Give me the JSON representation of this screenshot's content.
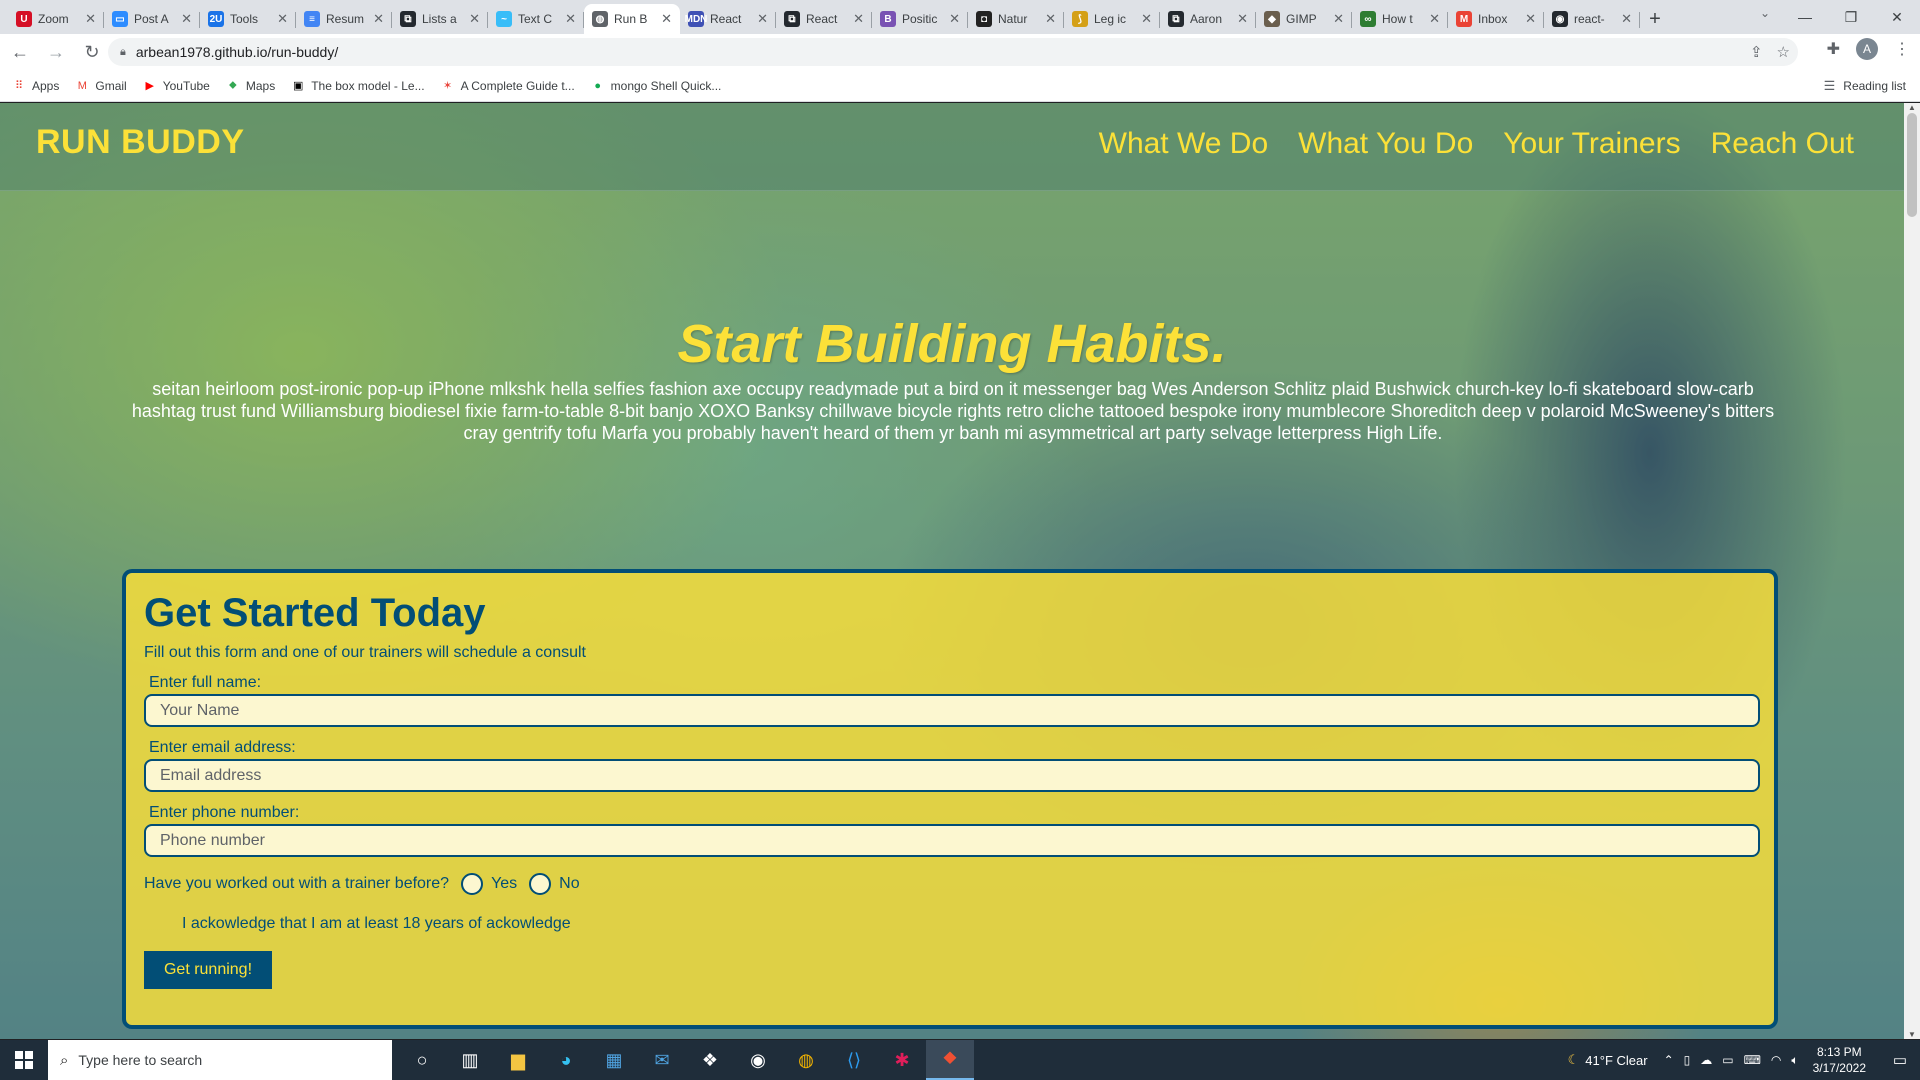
{
  "browser": {
    "tabs": [
      {
        "title": "Zoom",
        "icon": "U",
        "color": "#d50f25"
      },
      {
        "title": "Post A",
        "icon": "▭",
        "color": "#2d8cff"
      },
      {
        "title": "Tools",
        "icon": "2U",
        "color": "#1a73e8"
      },
      {
        "title": "Resum",
        "icon": "≡",
        "color": "#4285f4"
      },
      {
        "title": "Lists a",
        "icon": "⧉",
        "color": "#24292f"
      },
      {
        "title": "Text C",
        "icon": "~",
        "color": "#38bdf8"
      },
      {
        "title": "Run B",
        "icon": "◍",
        "color": "#5f6368",
        "active": true
      },
      {
        "title": "React",
        "icon": "MDN",
        "color": "#3f51b5"
      },
      {
        "title": "React",
        "icon": "⧉",
        "color": "#24292f"
      },
      {
        "title": "Positic",
        "icon": "B",
        "color": "#7952b3"
      },
      {
        "title": "Natur",
        "icon": "◘",
        "color": "#222222"
      },
      {
        "title": "Leg ic",
        "icon": "⟆",
        "color": "#d4a017"
      },
      {
        "title": "Aaron",
        "icon": "⧉",
        "color": "#24292f"
      },
      {
        "title": "GIMP",
        "icon": "◆",
        "color": "#6b5f4e"
      },
      {
        "title": "How t",
        "icon": "∞",
        "color": "#2e7d32"
      },
      {
        "title": "Inbox",
        "icon": "M",
        "color": "#ea4335"
      },
      {
        "title": "react-",
        "icon": "◉",
        "color": "#24292f"
      }
    ],
    "url": "arbean1978.github.io/run-buddy/",
    "bookmarks": [
      {
        "label": "Apps",
        "icon": "⠿",
        "color": "#ea4335"
      },
      {
        "label": "Gmail",
        "icon": "M",
        "color": "#ea4335"
      },
      {
        "label": "YouTube",
        "icon": "▶",
        "color": "#ff0000"
      },
      {
        "label": "Maps",
        "icon": "⬥",
        "color": "#34a853"
      },
      {
        "label": "The box model - Le...",
        "icon": "▣",
        "color": "#000000"
      },
      {
        "label": "A Complete Guide t...",
        "icon": "✶",
        "color": "#e8453c"
      },
      {
        "label": "mongo Shell Quick...",
        "icon": "●",
        "color": "#13aa52"
      }
    ],
    "reading_list": "Reading list",
    "profile_initial": "A"
  },
  "site": {
    "logo": "RUN BUDDY",
    "nav": [
      "What We Do",
      "What You Do",
      "Your Trainers",
      "Reach Out"
    ],
    "hero_title": "Start Building Habits.",
    "hero_text": "seitan heirloom post-ironic pop-up iPhone mlkshk hella selfies fashion axe occupy readymade put a bird on it messenger bag Wes Anderson Schlitz plaid Bushwick church-key lo-fi skateboard slow-carb hashtag trust fund Williamsburg biodiesel fixie farm-to-table 8-bit banjo XOXO Banksy chillwave bicycle rights retro cliche tattooed bespoke irony mumblecore Shoreditch deep v polaroid McSweeney's bitters cray gentrify tofu Marfa you probably haven't heard of them yr banh mi asymmetrical art party selvage letterpress High Life.",
    "form": {
      "title": "Get Started Today",
      "subtitle": "Fill out this form and one of our trainers will schedule a consult",
      "name_label": "Enter full name:",
      "name_placeholder": "Your Name",
      "email_label": "Enter email address:",
      "email_placeholder": "Email address",
      "phone_label": "Enter phone number:",
      "phone_placeholder": "Phone number",
      "trainer_question": "Have you worked out with a trainer before?",
      "yes_label": "Yes",
      "no_label": "No",
      "acknowledge": "I ackowledge that I am at least 18 years of ackowledge",
      "submit_label": "Get running!"
    },
    "colors": {
      "accent": "#fce138",
      "primary": "#024e76"
    }
  },
  "taskbar": {
    "search_placeholder": "Type here to search",
    "weather": "41°F  Clear",
    "time": "8:13 PM",
    "date": "3/17/2022"
  }
}
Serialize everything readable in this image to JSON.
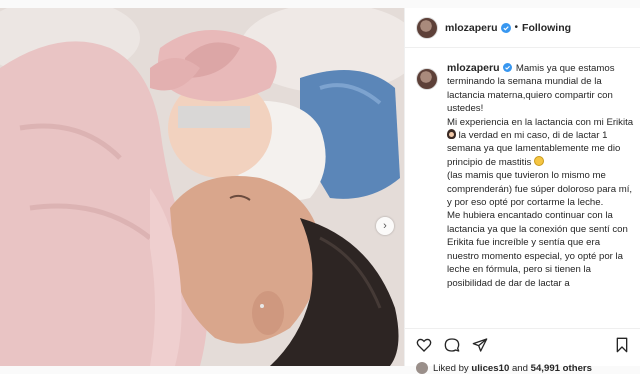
{
  "post": {
    "username": "mlozaperu",
    "follow_state": "Following",
    "separator": "•"
  },
  "caption": {
    "username": "mlozaperu",
    "lines": [
      "Mamis ya que estamos terminando la semana mundial de la lactancia materna,quiero compartir con ustedes!",
      "Mi experiencia en la lactancia con mi Erikita",
      "la verdad en mi caso, di de lactar 1 semana ya que lamentablemente me dio principio de mastitis",
      "(las mamis que tuvieron lo mismo me comprenderán) fue súper doloroso para mí, y por eso opté por cortarme la leche.",
      "Me hubiera encantado continuar con la lactancia ya que la conexión que sentí con Erikita fue increíble y sentía que era nuestro momento especial, yo opté por la leche en fórmula, pero si tienen la posibilidad de dar de lactar a"
    ]
  },
  "likes": {
    "prefix": "Liked by",
    "user": "ulices10",
    "joiner": "and",
    "others": "54,991 others"
  },
  "colors": {
    "verified_blue": "#3897f0",
    "text": "#262626",
    "border": "#efefef"
  },
  "icons": [
    "heart-icon",
    "comment-icon",
    "share-icon",
    "bookmark-icon",
    "verified-badge-icon",
    "next-arrow-icon"
  ]
}
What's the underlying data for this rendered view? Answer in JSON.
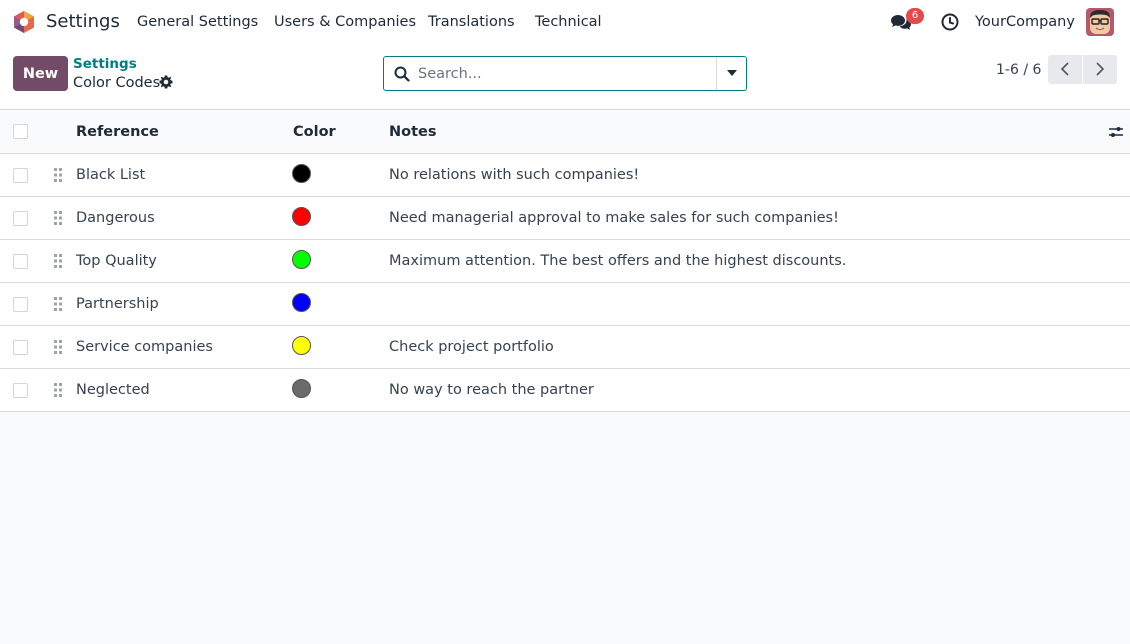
{
  "navbar": {
    "app_name": "Settings",
    "menu": [
      {
        "label": "General Settings"
      },
      {
        "label": "Users & Companies"
      },
      {
        "label": "Translations"
      },
      {
        "label": "Technical"
      }
    ],
    "messages_badge": "6",
    "company": "YourCompany"
  },
  "control_panel": {
    "new_label": "New",
    "breadcrumb_parent": "Settings",
    "title": "Color Codes",
    "search_placeholder": "Search...",
    "pager": "1-6 / 6"
  },
  "table": {
    "columns": [
      "Reference",
      "Color",
      "Notes"
    ],
    "rows": [
      {
        "reference": "Black List",
        "color": "#000000",
        "notes": "No relations with such companies!"
      },
      {
        "reference": "Dangerous",
        "color": "#ff0000",
        "notes": "Need managerial approval to make sales for such companies!"
      },
      {
        "reference": "Top Quality",
        "color": "#00ff00",
        "notes": "Maximum attention. The best offers and the highest discounts."
      },
      {
        "reference": "Partnership",
        "color": "#0000ff",
        "notes": ""
      },
      {
        "reference": "Service companies",
        "color": "#ffff00",
        "notes": "Check project portfolio"
      },
      {
        "reference": "Neglected",
        "color": "#6b6b6b",
        "notes": "No way to reach the partner"
      }
    ]
  },
  "colors": {
    "brand": "#714b67",
    "accent": "#017e84",
    "badge": "#e34a4a"
  }
}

What is expected: Copy out all lines from the material above that contain the string "Settings".

Finished task:
    "app_name": "Settings",
        "label": "General Settings"
    "breadcrumb_parent": "Settings",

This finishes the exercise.